What needs to be done: Output every line of the data exactly as it appears.

Extracted data entries
━━━━━━━━━━━━━━━━
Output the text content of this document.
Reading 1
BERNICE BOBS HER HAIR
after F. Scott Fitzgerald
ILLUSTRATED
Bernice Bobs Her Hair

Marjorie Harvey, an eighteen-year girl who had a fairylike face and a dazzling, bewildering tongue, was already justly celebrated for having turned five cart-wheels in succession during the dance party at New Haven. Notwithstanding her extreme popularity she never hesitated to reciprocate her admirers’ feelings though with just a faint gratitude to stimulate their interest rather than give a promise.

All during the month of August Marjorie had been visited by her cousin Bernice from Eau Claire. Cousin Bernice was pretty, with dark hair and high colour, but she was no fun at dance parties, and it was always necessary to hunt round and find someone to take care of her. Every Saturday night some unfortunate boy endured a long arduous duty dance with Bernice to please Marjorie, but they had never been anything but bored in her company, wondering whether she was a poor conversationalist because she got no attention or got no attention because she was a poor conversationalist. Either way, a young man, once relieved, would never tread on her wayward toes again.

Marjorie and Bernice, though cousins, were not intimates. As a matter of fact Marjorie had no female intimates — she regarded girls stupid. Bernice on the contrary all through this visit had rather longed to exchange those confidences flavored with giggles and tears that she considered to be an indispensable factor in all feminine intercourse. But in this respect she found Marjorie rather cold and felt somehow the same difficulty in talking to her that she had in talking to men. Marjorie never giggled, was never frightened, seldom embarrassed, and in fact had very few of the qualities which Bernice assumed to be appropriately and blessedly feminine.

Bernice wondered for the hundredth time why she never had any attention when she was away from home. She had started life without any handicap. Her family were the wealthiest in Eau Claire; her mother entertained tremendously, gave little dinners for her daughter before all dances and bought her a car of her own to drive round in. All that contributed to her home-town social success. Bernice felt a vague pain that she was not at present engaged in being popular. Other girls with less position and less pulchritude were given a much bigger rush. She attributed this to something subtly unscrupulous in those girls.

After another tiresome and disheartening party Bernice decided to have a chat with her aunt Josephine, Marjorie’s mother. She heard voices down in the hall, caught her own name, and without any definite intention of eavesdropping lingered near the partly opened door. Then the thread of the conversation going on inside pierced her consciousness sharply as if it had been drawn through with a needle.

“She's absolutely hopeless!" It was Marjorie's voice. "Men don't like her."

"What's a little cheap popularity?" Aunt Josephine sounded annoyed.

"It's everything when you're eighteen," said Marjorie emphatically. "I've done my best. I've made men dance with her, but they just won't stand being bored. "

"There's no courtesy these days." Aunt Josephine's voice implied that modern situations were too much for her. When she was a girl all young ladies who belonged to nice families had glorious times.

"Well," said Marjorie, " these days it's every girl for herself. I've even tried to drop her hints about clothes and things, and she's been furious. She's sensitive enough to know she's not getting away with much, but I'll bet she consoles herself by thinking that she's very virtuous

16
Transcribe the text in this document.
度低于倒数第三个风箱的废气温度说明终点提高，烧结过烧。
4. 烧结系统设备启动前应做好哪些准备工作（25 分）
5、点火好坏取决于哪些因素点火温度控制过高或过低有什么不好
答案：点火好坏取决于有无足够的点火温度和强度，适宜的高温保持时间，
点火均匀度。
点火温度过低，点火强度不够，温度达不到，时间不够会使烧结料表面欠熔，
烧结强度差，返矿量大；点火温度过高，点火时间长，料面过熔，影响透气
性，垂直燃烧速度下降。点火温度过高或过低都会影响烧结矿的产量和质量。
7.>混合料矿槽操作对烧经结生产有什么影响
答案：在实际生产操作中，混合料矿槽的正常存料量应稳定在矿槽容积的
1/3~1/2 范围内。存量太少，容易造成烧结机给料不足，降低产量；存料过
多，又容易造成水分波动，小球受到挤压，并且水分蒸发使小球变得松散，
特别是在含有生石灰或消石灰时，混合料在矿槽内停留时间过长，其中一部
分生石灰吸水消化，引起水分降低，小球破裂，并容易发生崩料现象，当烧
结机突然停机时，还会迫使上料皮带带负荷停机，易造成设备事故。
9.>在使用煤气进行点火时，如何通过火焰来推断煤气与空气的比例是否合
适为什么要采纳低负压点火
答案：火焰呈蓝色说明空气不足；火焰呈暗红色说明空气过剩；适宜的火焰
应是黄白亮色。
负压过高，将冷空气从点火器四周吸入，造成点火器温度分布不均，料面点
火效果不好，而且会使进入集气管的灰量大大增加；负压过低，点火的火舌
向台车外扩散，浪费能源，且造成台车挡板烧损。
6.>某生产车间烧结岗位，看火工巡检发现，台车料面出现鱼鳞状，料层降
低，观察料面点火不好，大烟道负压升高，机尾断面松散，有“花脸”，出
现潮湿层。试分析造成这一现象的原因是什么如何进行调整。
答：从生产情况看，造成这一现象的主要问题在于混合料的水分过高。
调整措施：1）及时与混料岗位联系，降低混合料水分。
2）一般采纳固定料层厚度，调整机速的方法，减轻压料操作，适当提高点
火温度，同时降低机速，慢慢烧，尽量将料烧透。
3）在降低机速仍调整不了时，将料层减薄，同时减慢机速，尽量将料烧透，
━━━━━━━━━━━━━━━━
Result for this exercise:
Output the text content of this document.
Reading 1
BERNICE BOBS HER HAIR
after F. Scott Fitzgerald
ILLUSTRATED
Bernice Bobs Her Hair

Marjorie Harvey, an eighteen-year girl who had a fairylike face and a dazzling, bewildering tongue, was already justly celebrated for having turned five cart-wheels in succession during the dance party at New Haven. Notwithstanding her extreme popularity she never hesitated to reciprocate her admirers’ feelings though with just a faint gratitude to stimulate their interest rather than give a promise.

All during the month of August Marjorie had been visited by her cousin Bernice from Eau Claire. Cousin Bernice was pretty, with dark hair and high colour, but she was no fun at dance parties, and it was always necessary to hunt round and find someone to take care of her. Every Saturday night some unfortunate boy endured a long arduous duty dance with Bernice to please Marjorie, but they had never been anything but bored in her company, wondering whether she was a poor conversationalist because she got no attention or got no attention because she was a poor conversationalist. Either way, a young man, once relieved, would never tread on her wayward toes again.

Marjorie and Bernice, though cousins, were not intimates. As a matter of fact Marjorie had no female intimates — she regarded girls stupid. Bernice on the contrary all through this visit had rather longed to exchange those confidences flavored with giggles and tears that she considered to be an indispensable factor in all feminine intercourse. But in this respect she found Marjorie rather cold and felt somehow the same difficulty in talking to her that she had in talking to men. Marjorie never giggled, was never frightened, seldom embarrassed, and in fact had very few of the qualities which Bernice assumed to be appropriately and blessedly feminine.

Bernice wondered for the hundredth time why she never had any attention when she was away from home. She had started life without any handicap. Her family were the wealthiest in Eau Claire; her mother entertained tremendously, gave little dinners for her daughter before all dances and bought her a car of her own to drive round in. All that contributed to her home-town social success. Bernice felt a vague pain that she was not at present engaged in being popular. Other girls with less position and less pulchritude were given a much bigger rush. She attributed this to something subtly unscrupulous in those girls.

After another tiresome and disheartening party Bernice decided to have a chat with her aunt Josephine, Marjorie’s mother. She heard voices down in the hall, caught her own name, and without any definite intention of eavesdropping lingered near the partly opened door. Then the thread of the conversation going on inside pierced her consciousness sharply as if it had been drawn through with a needle.

“She's absolutely hopeless!" It was Marjorie's voice. "Men don't like her."

"What's a little cheap popularity?" Aunt Josephine sounded annoyed.

"It's everything when you're eighteen," said Marjorie emphatically. "I've done my best. I've made men dance with her, but they just won't stand being bored. "

"There's no courtesy these days." Aunt Josephine's voice implied that modern situations were too much for her. When she was a girl all young ladies who belonged to nice families had glorious times.

"Well," said Marjorie, " these days it's every girl for herself. I've even tried to drop her hints about clothes and things, and she's been furious. She's sensitive enough to know she's not getting away with much, but I'll bet she consoles herself by thinking that she's very virtuous

16
Transcribe the text in this document.
度低于倒数第三个风箱的废气温度说明终点提高，烧结过烧。
4. 烧结系统设备启动前应做好哪些准备工作（25 分）
5、点火好坏取决于哪些因素点火温度控制过高或过低有什么不好
答案：点火好坏取决于有无足够的点火温度和强度，适宜的高温保持时间，
点火均匀度。
点火温度过低，点火强度不够，温度达不到，时间不够会使烧结料表面欠熔，
烧结强度差，返矿量大；点火温度过高，点火时间长，料面过熔，影响透气
性，垂直燃烧速度下降。点火温度过高或过低都会影响烧结矿的产量和质量。
7.>混合料矿槽操作对烧经结生产有什么影响
答案：在实际生产操作中，混合料矿槽的正常存料量应稳定在矿槽容积的
1/3~1/2 范围内。存量太少，容易造成烧结机给料不足，降低产量；存料过
多，又容易造成水分波动，小球受到挤压，并且水分蒸发使小球变得松散，
特别是在含有生石灰或消石灰时，混合料在矿槽内停留时间过长，其中一部
分生石灰吸水消化，引起水分降低，小球破裂，并容易发生崩料现象，当烧
结机突然停机时，还会迫使上料皮带带负荷停机，易造成设备事故。
9.>在使用煤气进行点火时，如何通过火焰来推断煤气与空气的比例是否合
适为什么要采纳低负压点火
答案：火焰呈蓝色说明空气不足；火焰呈暗红色说明空气过剩；适宜的火焰
应是黄白亮色。
负压过高，将冷空气从点火器四周吸入，造成点火器温度分布不均，料面点
火效果不好，而且会使进入集气管的灰量大大增加；负压过低，点火的火舌
向台车外扩散，浪费能源，且造成台车挡板烧损。
6.>某生产车间烧结岗位，看火工巡检发现，台车料面出现鱼鳞状，料层降
低，观察料面点火不好，大烟道负压升高，机尾断面松散，有“花脸”，出
现潮湿层。试分析造成这一现象的原因是什么如何进行调整。
答：从生产情况看，造成这一现象的主要问题在于混合料的水分过高。
调整措施：1）及时与混料岗位联系，降低混合料水分。
2）一般采纳固定料层厚度，调整机速的方法，减轻压料操作，适当提高点
火温度，同时降低机速，慢慢烧，尽量将料烧透。
3）在降低机速仍调整不了时，将料层减薄，同时减慢机速，尽量将料烧透，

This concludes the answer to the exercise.